GOAL:
Search the data for the word "value". Reproduce every line where it is found.

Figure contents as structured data
┌──

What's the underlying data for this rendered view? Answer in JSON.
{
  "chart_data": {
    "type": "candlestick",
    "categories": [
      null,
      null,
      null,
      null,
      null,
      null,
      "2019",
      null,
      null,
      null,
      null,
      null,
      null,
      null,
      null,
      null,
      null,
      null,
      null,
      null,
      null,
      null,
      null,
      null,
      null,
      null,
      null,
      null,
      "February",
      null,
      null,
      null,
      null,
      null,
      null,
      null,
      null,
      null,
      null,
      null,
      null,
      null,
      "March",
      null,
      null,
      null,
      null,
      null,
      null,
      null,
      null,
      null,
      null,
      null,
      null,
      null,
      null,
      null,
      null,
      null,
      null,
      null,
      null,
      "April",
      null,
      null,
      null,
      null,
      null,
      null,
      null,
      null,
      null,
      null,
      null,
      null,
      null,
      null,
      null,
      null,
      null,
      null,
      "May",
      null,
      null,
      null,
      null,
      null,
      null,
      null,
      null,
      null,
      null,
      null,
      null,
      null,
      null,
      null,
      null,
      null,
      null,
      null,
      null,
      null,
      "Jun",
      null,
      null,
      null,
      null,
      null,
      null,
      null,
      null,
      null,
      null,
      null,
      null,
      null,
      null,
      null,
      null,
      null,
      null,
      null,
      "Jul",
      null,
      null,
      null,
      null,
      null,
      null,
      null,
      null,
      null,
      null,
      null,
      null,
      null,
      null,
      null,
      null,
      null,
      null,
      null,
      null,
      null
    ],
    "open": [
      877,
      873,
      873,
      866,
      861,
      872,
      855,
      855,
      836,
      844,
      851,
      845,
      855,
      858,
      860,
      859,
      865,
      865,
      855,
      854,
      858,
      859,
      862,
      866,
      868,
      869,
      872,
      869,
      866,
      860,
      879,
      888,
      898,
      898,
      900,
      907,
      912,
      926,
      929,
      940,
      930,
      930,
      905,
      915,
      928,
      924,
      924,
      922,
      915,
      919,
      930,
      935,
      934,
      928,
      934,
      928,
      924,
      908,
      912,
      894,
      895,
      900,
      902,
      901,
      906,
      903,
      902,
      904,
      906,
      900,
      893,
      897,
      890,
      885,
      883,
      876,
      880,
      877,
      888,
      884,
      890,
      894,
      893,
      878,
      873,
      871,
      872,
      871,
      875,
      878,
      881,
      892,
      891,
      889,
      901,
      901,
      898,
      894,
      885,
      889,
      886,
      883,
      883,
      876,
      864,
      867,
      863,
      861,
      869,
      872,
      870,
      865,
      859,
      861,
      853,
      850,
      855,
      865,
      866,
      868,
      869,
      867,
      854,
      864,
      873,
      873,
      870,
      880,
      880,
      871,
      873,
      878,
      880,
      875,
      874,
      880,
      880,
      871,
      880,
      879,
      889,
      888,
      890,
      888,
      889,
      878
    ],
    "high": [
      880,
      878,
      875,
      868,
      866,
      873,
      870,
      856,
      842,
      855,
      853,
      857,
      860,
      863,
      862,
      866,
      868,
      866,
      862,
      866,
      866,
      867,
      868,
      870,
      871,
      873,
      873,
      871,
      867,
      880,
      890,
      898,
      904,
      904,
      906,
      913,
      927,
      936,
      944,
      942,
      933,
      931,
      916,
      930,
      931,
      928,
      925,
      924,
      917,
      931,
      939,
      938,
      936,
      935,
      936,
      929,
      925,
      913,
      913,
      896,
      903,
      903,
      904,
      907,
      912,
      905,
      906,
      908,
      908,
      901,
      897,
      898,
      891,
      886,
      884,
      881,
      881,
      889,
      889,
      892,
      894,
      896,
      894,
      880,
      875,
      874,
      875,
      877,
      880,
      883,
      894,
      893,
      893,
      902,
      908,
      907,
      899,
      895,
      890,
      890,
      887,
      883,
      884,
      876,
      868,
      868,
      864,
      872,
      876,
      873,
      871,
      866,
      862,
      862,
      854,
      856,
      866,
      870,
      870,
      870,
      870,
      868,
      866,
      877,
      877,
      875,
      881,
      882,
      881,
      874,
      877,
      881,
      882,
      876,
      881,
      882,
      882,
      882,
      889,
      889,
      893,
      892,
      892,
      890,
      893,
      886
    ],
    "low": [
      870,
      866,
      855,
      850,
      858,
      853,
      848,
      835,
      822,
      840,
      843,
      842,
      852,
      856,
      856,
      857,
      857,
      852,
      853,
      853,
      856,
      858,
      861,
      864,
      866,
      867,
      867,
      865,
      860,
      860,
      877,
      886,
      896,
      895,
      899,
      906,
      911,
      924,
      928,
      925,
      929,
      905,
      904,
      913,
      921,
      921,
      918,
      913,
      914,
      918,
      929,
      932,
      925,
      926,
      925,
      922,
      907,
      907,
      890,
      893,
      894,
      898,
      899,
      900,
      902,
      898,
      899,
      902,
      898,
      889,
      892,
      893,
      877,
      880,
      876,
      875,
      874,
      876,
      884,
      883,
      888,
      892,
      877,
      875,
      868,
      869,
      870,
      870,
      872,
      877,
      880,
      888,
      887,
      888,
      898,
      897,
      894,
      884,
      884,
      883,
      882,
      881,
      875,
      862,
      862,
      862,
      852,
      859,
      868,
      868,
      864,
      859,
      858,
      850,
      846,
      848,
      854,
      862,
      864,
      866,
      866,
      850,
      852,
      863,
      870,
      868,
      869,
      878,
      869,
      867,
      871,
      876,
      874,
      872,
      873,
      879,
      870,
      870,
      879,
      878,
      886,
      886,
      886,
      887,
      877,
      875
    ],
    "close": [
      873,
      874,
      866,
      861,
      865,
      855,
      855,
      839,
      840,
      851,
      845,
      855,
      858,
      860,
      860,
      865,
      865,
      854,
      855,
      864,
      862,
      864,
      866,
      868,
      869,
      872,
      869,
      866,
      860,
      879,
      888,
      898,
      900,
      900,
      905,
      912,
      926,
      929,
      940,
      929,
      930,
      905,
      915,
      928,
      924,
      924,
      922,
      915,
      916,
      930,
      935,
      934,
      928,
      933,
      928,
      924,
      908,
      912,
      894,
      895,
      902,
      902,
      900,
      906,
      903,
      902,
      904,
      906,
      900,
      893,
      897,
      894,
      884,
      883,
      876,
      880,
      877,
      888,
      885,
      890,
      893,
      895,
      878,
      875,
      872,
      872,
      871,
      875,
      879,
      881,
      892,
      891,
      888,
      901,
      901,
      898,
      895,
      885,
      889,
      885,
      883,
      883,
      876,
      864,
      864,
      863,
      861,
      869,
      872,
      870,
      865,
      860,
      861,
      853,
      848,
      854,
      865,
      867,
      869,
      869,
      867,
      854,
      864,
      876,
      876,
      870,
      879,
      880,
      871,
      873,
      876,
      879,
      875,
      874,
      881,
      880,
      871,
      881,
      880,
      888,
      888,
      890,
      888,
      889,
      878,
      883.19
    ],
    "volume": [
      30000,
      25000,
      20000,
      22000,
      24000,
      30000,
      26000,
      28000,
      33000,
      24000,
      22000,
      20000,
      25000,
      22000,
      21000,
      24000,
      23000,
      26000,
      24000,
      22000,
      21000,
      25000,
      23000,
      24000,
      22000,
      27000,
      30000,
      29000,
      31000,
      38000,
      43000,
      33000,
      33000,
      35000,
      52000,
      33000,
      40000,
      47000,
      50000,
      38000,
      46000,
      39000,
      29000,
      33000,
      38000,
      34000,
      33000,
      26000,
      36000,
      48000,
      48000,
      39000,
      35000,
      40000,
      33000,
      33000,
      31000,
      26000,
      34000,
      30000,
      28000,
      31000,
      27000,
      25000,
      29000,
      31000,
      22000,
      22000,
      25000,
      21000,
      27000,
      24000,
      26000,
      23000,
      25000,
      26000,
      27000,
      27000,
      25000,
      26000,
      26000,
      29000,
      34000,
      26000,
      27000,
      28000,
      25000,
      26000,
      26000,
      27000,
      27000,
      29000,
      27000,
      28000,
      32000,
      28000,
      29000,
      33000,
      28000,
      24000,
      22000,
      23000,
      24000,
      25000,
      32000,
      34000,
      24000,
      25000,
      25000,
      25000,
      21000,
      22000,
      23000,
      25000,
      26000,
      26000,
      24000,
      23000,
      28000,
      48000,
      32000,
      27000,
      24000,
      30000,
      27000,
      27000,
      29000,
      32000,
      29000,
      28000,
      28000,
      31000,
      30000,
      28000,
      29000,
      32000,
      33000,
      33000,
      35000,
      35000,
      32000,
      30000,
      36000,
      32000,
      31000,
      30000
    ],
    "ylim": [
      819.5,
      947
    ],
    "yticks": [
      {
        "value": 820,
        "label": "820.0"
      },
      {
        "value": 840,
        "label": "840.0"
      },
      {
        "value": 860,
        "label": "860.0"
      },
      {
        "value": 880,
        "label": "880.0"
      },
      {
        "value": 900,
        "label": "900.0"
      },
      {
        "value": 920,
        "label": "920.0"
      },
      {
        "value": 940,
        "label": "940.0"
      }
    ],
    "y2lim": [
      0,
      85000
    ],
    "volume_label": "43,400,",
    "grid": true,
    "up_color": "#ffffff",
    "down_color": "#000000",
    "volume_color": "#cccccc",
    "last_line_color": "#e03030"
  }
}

└──

PROBLEM SOLUTION:
        "value": 820,
        "value": 840,
        "value": 860,
        "value": 880,
        "value": 900,
        "value": 920,
        "value": 940,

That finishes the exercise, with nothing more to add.